* Supplied information
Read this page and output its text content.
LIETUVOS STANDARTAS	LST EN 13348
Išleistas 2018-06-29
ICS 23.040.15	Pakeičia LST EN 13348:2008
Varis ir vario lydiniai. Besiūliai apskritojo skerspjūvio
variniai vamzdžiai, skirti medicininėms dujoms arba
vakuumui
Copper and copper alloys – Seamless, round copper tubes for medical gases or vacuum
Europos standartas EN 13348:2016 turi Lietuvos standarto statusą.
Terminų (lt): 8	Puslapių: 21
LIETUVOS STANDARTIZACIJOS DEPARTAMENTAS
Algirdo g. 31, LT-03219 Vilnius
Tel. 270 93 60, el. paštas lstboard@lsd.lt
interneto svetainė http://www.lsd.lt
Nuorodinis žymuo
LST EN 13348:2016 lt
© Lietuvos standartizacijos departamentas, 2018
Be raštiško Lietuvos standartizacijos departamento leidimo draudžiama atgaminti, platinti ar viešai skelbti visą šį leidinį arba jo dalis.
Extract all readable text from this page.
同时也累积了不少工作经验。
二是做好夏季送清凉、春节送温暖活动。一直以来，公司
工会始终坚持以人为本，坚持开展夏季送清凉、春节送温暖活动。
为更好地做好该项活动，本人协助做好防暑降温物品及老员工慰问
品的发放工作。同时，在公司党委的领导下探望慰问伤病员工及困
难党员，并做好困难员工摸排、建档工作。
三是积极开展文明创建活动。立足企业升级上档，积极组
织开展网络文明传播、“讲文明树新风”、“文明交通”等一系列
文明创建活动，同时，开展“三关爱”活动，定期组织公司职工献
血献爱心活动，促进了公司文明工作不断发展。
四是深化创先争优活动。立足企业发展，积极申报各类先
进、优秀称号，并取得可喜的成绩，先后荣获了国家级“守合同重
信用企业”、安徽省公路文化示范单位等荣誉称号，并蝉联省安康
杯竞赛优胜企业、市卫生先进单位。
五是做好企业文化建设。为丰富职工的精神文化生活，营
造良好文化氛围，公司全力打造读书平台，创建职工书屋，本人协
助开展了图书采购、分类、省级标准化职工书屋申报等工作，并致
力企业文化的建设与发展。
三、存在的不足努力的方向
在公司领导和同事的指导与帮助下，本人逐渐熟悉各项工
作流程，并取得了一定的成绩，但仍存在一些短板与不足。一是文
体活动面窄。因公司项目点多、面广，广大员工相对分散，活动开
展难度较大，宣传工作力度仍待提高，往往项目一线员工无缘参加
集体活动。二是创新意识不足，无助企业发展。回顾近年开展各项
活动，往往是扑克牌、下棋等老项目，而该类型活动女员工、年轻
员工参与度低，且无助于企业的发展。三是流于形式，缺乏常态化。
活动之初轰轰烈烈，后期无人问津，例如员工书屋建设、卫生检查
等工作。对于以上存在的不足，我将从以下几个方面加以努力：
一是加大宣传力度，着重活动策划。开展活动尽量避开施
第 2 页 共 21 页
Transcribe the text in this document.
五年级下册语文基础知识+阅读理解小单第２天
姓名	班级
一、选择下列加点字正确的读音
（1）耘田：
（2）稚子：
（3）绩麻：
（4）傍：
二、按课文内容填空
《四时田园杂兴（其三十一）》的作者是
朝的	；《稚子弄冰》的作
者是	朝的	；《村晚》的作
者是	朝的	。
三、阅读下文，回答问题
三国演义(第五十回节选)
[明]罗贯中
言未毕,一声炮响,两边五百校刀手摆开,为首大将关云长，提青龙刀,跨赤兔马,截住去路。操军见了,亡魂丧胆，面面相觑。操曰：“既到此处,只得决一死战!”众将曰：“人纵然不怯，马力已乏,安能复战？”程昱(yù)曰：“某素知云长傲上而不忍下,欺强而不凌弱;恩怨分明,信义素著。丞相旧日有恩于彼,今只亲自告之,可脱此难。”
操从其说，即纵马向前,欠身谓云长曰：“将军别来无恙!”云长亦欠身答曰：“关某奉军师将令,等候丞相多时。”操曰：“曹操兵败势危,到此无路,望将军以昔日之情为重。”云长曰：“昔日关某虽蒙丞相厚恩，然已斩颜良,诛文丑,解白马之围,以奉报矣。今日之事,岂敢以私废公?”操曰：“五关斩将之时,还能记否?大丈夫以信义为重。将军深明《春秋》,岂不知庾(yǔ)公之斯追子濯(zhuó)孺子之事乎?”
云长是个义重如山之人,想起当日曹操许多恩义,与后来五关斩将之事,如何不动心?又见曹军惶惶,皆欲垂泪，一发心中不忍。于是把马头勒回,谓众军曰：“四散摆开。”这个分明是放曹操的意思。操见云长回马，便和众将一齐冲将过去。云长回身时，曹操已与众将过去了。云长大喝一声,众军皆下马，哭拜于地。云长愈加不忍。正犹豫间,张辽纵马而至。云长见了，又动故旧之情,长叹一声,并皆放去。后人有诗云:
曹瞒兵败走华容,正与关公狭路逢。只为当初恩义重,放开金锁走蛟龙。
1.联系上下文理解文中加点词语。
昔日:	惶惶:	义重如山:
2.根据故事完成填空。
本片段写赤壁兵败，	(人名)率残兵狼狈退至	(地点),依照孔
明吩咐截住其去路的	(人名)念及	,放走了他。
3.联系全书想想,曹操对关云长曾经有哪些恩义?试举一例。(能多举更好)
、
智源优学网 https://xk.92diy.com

* Exercise brief
All of the records must be retyped exactly as they are.

* Exercise output
Read this page and output its text content.
LIETUVOS STANDARTAS	LST EN 13348
Išleistas 2018-06-29
ICS 23.040.15	Pakeičia LST EN 13348:2008
Varis ir vario lydiniai. Besiūliai apskritojo skerspjūvio
variniai vamzdžiai, skirti medicininėms dujoms arba
vakuumui
Copper and copper alloys – Seamless, round copper tubes for medical gases or vacuum
Europos standartas EN 13348:2016 turi Lietuvos standarto statusą.
Terminų (lt): 8	Puslapių: 21
LIETUVOS STANDARTIZACIJOS DEPARTAMENTAS
Algirdo g. 31, LT-03219 Vilnius
Tel. 270 93 60, el. paštas lstboard@lsd.lt
interneto svetainė http://www.lsd.lt
Nuorodinis žymuo
LST EN 13348:2016 lt
© Lietuvos standartizacijos departamentas, 2018
Be raštiško Lietuvos standartizacijos departamento leidimo draudžiama atgaminti, platinti ar viešai skelbti visą šį leidinį arba jo dalis.
Extract all readable text from this page.
同时也累积了不少工作经验。
二是做好夏季送清凉、春节送温暖活动。一直以来，公司
工会始终坚持以人为本，坚持开展夏季送清凉、春节送温暖活动。
为更好地做好该项活动，本人协助做好防暑降温物品及老员工慰问
品的发放工作。同时，在公司党委的领导下探望慰问伤病员工及困
难党员，并做好困难员工摸排、建档工作。
三是积极开展文明创建活动。立足企业升级上档，积极组
织开展网络文明传播、“讲文明树新风”、“文明交通”等一系列
文明创建活动，同时，开展“三关爱”活动，定期组织公司职工献
血献爱心活动，促进了公司文明工作不断发展。
四是深化创先争优活动。立足企业发展，积极申报各类先
进、优秀称号，并取得可喜的成绩，先后荣获了国家级“守合同重
信用企业”、安徽省公路文化示范单位等荣誉称号，并蝉联省安康
杯竞赛优胜企业、市卫生先进单位。
五是做好企业文化建设。为丰富职工的精神文化生活，营
造良好文化氛围，公司全力打造读书平台，创建职工书屋，本人协
助开展了图书采购、分类、省级标准化职工书屋申报等工作，并致
力企业文化的建设与发展。
三、存在的不足努力的方向
在公司领导和同事的指导与帮助下，本人逐渐熟悉各项工
作流程，并取得了一定的成绩，但仍存在一些短板与不足。一是文
体活动面窄。因公司项目点多、面广，广大员工相对分散，活动开
展难度较大，宣传工作力度仍待提高，往往项目一线员工无缘参加
集体活动。二是创新意识不足，无助企业发展。回顾近年开展各项
活动，往往是扑克牌、下棋等老项目，而该类型活动女员工、年轻
员工参与度低，且无助于企业的发展。三是流于形式，缺乏常态化。
活动之初轰轰烈烈，后期无人问津，例如员工书屋建设、卫生检查
等工作。对于以上存在的不足，我将从以下几个方面加以努力：
一是加大宣传力度，着重活动策划。开展活动尽量避开施
第 2 页 共 21 页
Transcribe the text in this document.
五年级下册语文基础知识+阅读理解小单第２天
姓名	班级
一、选择下列加点字正确的读音
（1）耘田：
（2）稚子：
（3）绩麻：
（4）傍：
二、按课文内容填空
《四时田园杂兴（其三十一）》的作者是
朝的	；《稚子弄冰》的作
者是	朝的	；《村晚》的作
者是	朝的	。
三、阅读下文，回答问题
三国演义(第五十回节选)
[明]罗贯中
言未毕,一声炮响,两边五百校刀手摆开,为首大将关云长，提青龙刀,跨赤兔马,截住去路。操军见了,亡魂丧胆，面面相觑。操曰：“既到此处,只得决一死战!”众将曰：“人纵然不怯，马力已乏,安能复战？”程昱(yù)曰：“某素知云长傲上而不忍下,欺强而不凌弱;恩怨分明,信义素著。丞相旧日有恩于彼,今只亲自告之,可脱此难。”
操从其说，即纵马向前,欠身谓云长曰：“将军别来无恙!”云长亦欠身答曰：“关某奉军师将令,等候丞相多时。”操曰：“曹操兵败势危,到此无路,望将军以昔日之情为重。”云长曰：“昔日关某虽蒙丞相厚恩，然已斩颜良,诛文丑,解白马之围,以奉报矣。今日之事,岂敢以私废公?”操曰：“五关斩将之时,还能记否?大丈夫以信义为重。将军深明《春秋》,岂不知庾(yǔ)公之斯追子濯(zhuó)孺子之事乎?”
云长是个义重如山之人,想起当日曹操许多恩义,与后来五关斩将之事,如何不动心?又见曹军惶惶,皆欲垂泪，一发心中不忍。于是把马头勒回,谓众军曰：“四散摆开。”这个分明是放曹操的意思。操见云长回马，便和众将一齐冲将过去。云长回身时，曹操已与众将过去了。云长大喝一声,众军皆下马，哭拜于地。云长愈加不忍。正犹豫间,张辽纵马而至。云长见了，又动故旧之情,长叹一声,并皆放去。后人有诗云:
曹瞒兵败走华容,正与关公狭路逢。只为当初恩义重,放开金锁走蛟龙。
1.联系上下文理解文中加点词语。
昔日:	惶惶:	义重如山:
2.根据故事完成填空。
本片段写赤壁兵败，	(人名)率残兵狼狈退至	(地点),依照孔
明吩咐截住其去路的	(人名)念及	,放走了他。
3.联系全书想想,曹操对关云长曾经有哪些恩义?试举一例。(能多举更好)
、
智源优学网 https://xk.92diy.com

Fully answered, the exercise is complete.